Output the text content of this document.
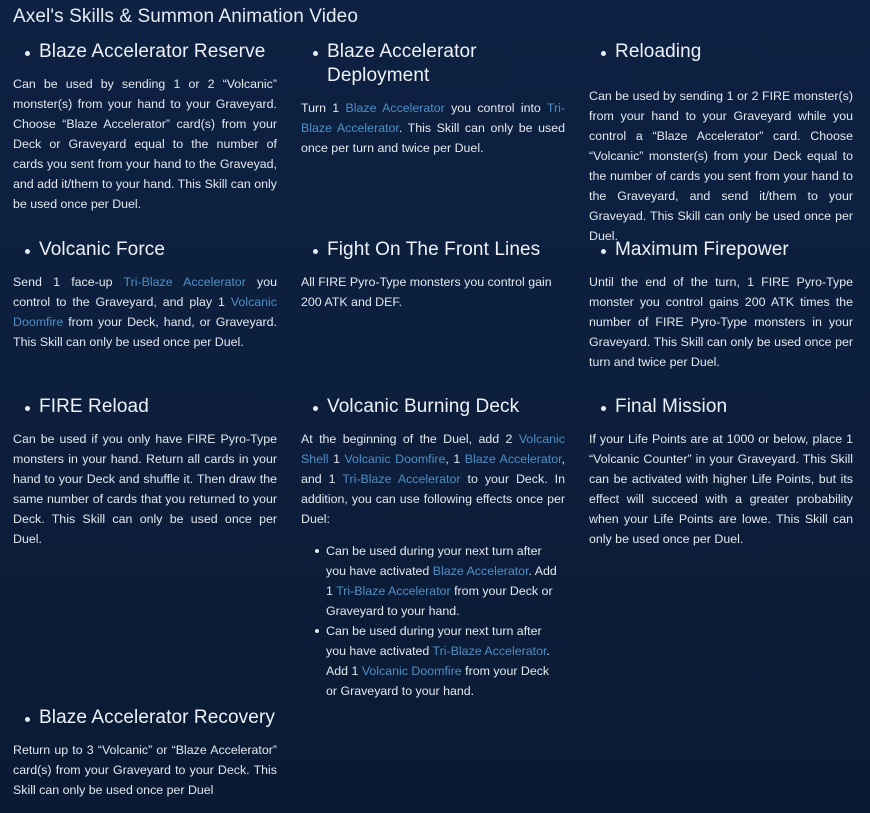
Axel's Skills & Summon Animation Video
Blaze Accelerator Reserve
Can be used by sending 1 or 2 “Volcanic” monster(s) from your hand to your Graveyard. Choose “Blaze Accelerator” card(s) from your Deck or Graveyard equal to the number of cards you sent from your hand to the Graveyad, and add it/them to your hand. This Skill can only be used once per Duel.
Blaze Accelerator Deployment
Turn 1 Blaze Accelerator you control into Tri-Blaze Accelerator. This Skill can only be used once per turn and twice per Duel.
Reloading
Can be used by sending 1 or 2 FIRE monster(s) from your hand to your Graveyard while you control a “Blaze Accelerator” card. Choose “Volcanic” monster(s) from your Deck equal to the number of cards you sent from your hand to the Graveyard, and send it/them to your Graveyad. This Skill can only be used once per Duel.
Volcanic Force
Send 1 face-up Tri-Blaze Accelerator you control to the Graveyard, and play 1 Volcanic Doomfire from your Deck, hand, or Graveyard. This Skill can only be used once per Duel.
Fight On The Front Lines
All FIRE Pyro-Type monsters you control gain 200 ATK and DEF.
Maximum Firepower
Until the end of the turn, 1 FIRE Pyro-Type monster you control gains 200 ATK times the number of FIRE Pyro-Type monsters in your Graveyard. This Skill can only be used once per turn and twice per Duel.
FIRE Reload
Can be used if you only have FIRE Pyro-Type monsters in your hand. Return all cards in your hand to your Deck and shuffle it. Then draw the same number of cards that you returned to your Deck. This Skill can only be used once per Duel.
Volcanic Burning Deck
At the beginning of the Duel, add 2 Volcanic Shell 1 Volcanic Doomfire, 1 Blaze Accelerator, and 1 Tri-Blaze Accelerator to your Deck. In addition, you can use following effects once per Duel:
Can be used during your next turn after you have activated Blaze Accelerator. Add 1 Tri-Blaze Accelerator from your Deck or Graveyard to your hand.
Can be used during your next turn after you have activated Tri-Blaze Accelerator. Add 1 Volcanic Doomfire from your Deck or Graveyard to your hand.
Final Mission
If your Life Points are at 1000 or below, place 1 “Volcanic Counter” in your Graveyard. This Skill can be activated with higher Life Points, but its effect will succeed with a greater probability when your Life Points are lowe. This Skill can only be used once per Duel.
Blaze Accelerator Recovery
Return up to 3 “Volcanic” or “Blaze Accelerator” card(s) from your Graveyard to your Deck. This Skill can only be used once per Duel
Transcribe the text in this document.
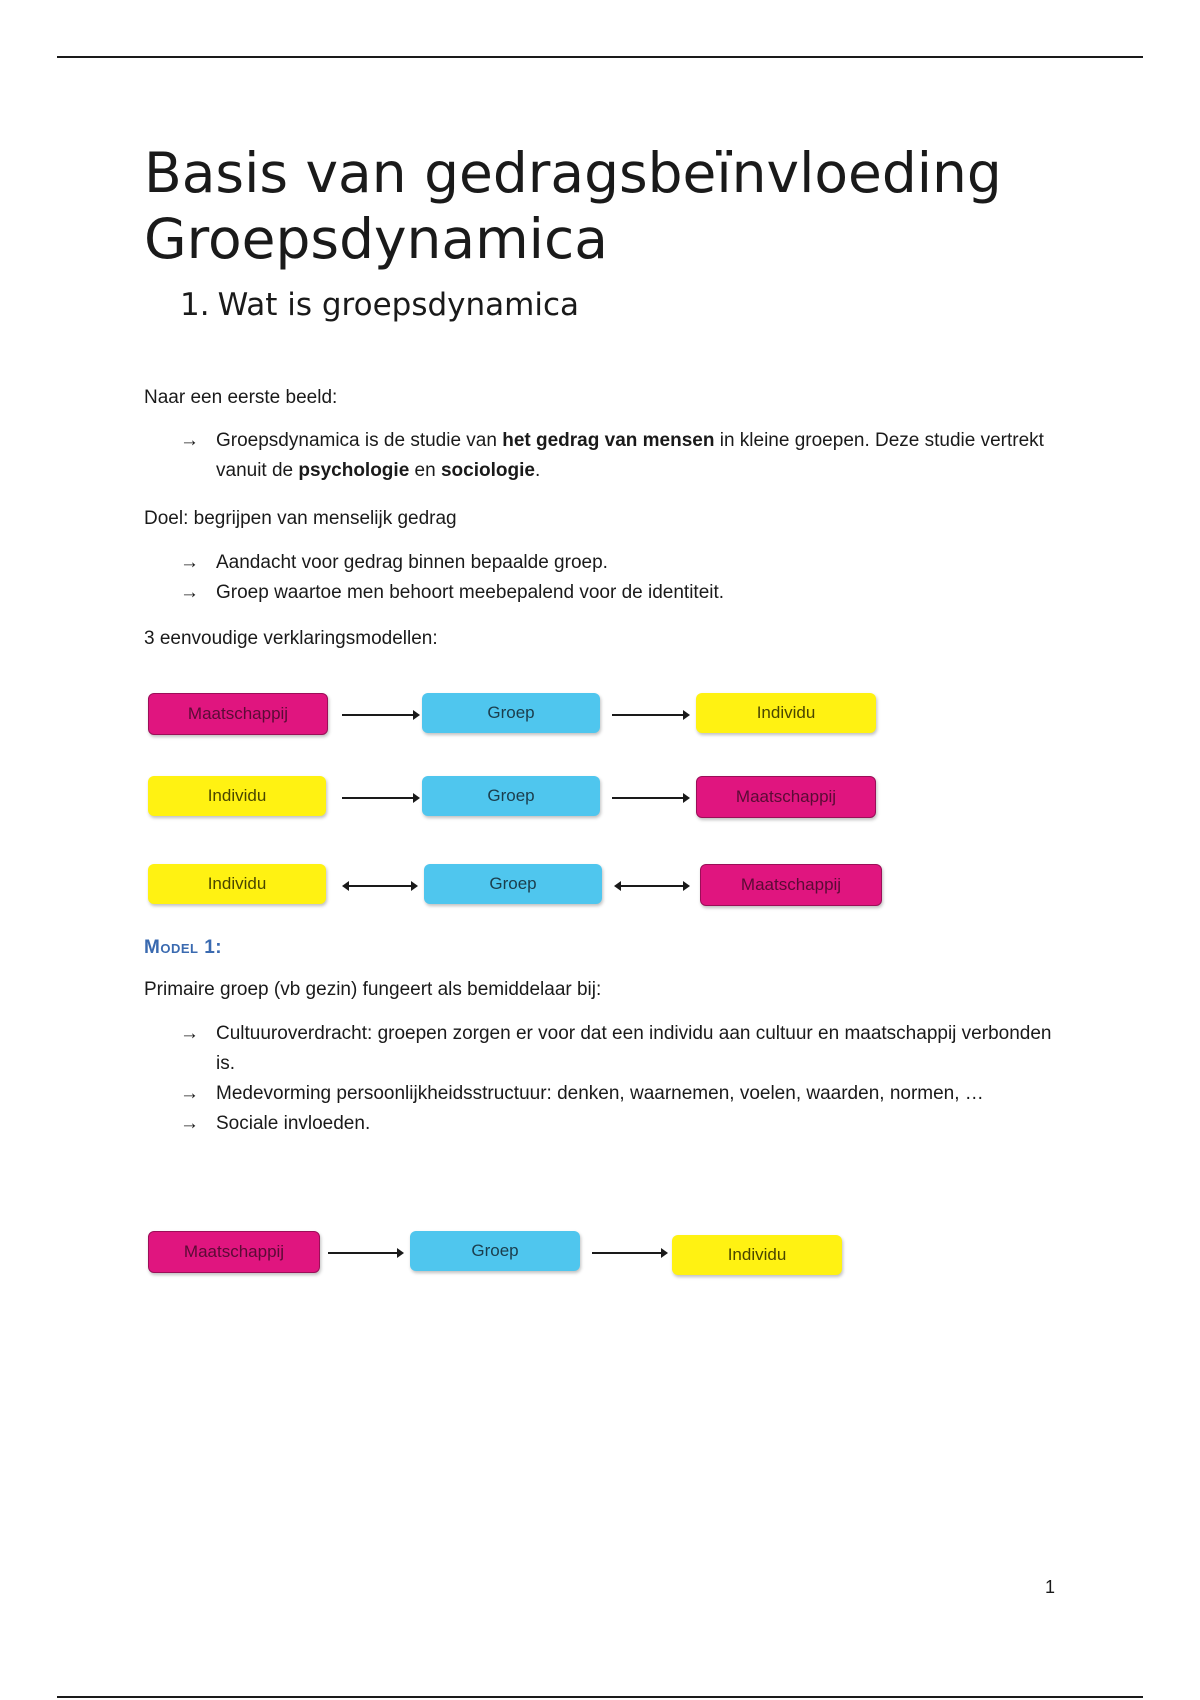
Basis van gedragsbeïnvloeding
Groepsdynamica
1. Wat is groepsdynamica

Naar een eerste beeld:

→ Groepsdynamica is de studie van het gedrag van mensen in kleine groepen. Deze studie vertrekt vanuit de psychologie en sociologie.

Doel: begrijpen van menselijk gedrag

→ Aandacht voor gedrag binnen bepaalde groep.
→ Groep waartoe men behoort meebepalend voor de identiteit.

3 eenvoudige verklaringsmodellen:

Maatschappij	Groep	Individu
Individu	Groep	Maatschappij
Individu	Groep	Maatschappij
Model 1:

Primaire groep (vb gezin) fungeert als bemiddelaar bij:

→ Cultuuroverdracht: groepen zorgen er voor dat een individu aan cultuur en maatschappij verbonden is.
→ Medevorming persoonlijkheidsstructuur: denken, waarnemen, voelen, waarden, normen, …
→ Sociale invloeden.
Maatschappij	Groep	Individu
1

_Instructions to follow_
Without including the pictures, return each record above exactly as it stands.

_The solution_
Output the text content of this document.
Axel's Skills & Summon Animation Video
Blaze Accelerator Reserve
Can be used by sending 1 or 2 “Volcanic” monster(s) from your hand to your Graveyard. Choose “Blaze Accelerator” card(s) from your Deck or Graveyard equal to the number of cards you sent from your hand to the Graveyad, and add it/them to your hand. This Skill can only be used once per Duel.
Blaze Accelerator Deployment
Turn 1 Blaze Accelerator you control into Tri-Blaze Accelerator. This Skill can only be used once per turn and twice per Duel.
Reloading
Can be used by sending 1 or 2 FIRE monster(s) from your hand to your Graveyard while you control a “Blaze Accelerator” card. Choose “Volcanic” monster(s) from your Deck equal to the number of cards you sent from your hand to the Graveyard, and send it/them to your Graveyad. This Skill can only be used once per Duel.
Volcanic Force
Send 1 face-up Tri-Blaze Accelerator you control to the Graveyard, and play 1 Volcanic Doomfire from your Deck, hand, or Graveyard. This Skill can only be used once per Duel.
Fight On The Front Lines
All FIRE Pyro-Type monsters you control gain 200 ATK and DEF.
Maximum Firepower
Until the end of the turn, 1 FIRE Pyro-Type monster you control gains 200 ATK times the number of FIRE Pyro-Type monsters in your Graveyard. This Skill can only be used once per turn and twice per Duel.
FIRE Reload
Can be used if you only have FIRE Pyro-Type monsters in your hand. Return all cards in your hand to your Deck and shuffle it. Then draw the same number of cards that you returned to your Deck. This Skill can only be used once per Duel.
Volcanic Burning Deck
At the beginning of the Duel, add 2 Volcanic Shell 1 Volcanic Doomfire, 1 Blaze Accelerator, and 1 Tri-Blaze Accelerator to your Deck. In addition, you can use following effects once per Duel:
Can be used during your next turn after you have activated Blaze Accelerator. Add 1 Tri-Blaze Accelerator from your Deck or Graveyard to your hand.
Can be used during your next turn after you have activated Tri-Blaze Accelerator. Add 1 Volcanic Doomfire from your Deck or Graveyard to your hand.
Final Mission
If your Life Points are at 1000 or below, place 1 “Volcanic Counter” in your Graveyard. This Skill can be activated with higher Life Points, but its effect will succeed with a greater probability when your Life Points are lowe. This Skill can only be used once per Duel.
Blaze Accelerator Recovery
Return up to 3 “Volcanic” or “Blaze Accelerator” card(s) from your Graveyard to your Deck. This Skill can only be used once per Duel
Transcribe the text in this document.
Basis van gedragsbeïnvloeding
Groepsdynamica
1. Wat is groepsdynamica

Naar een eerste beeld:

→ Groepsdynamica is de studie van het gedrag van mensen in kleine groepen. Deze studie vertrekt vanuit de psychologie en sociologie.

Doel: begrijpen van menselijk gedrag

→ Aandacht voor gedrag binnen bepaalde groep.
→ Groep waartoe men behoort meebepalend voor de identiteit.

3 eenvoudige verklaringsmodellen:

Maatschappij	Groep	Individu
Individu	Groep	Maatschappij
Individu	Groep	Maatschappij
Model 1:

Primaire groep (vb gezin) fungeert als bemiddelaar bij:

→ Cultuuroverdracht: groepen zorgen er voor dat een individu aan cultuur en maatschappij verbonden is.
→ Medevorming persoonlijkheidsstructuur: denken, waarnemen, voelen, waarden, normen, …
→ Sociale invloeden.
Maatschappij	Groep	Individu
1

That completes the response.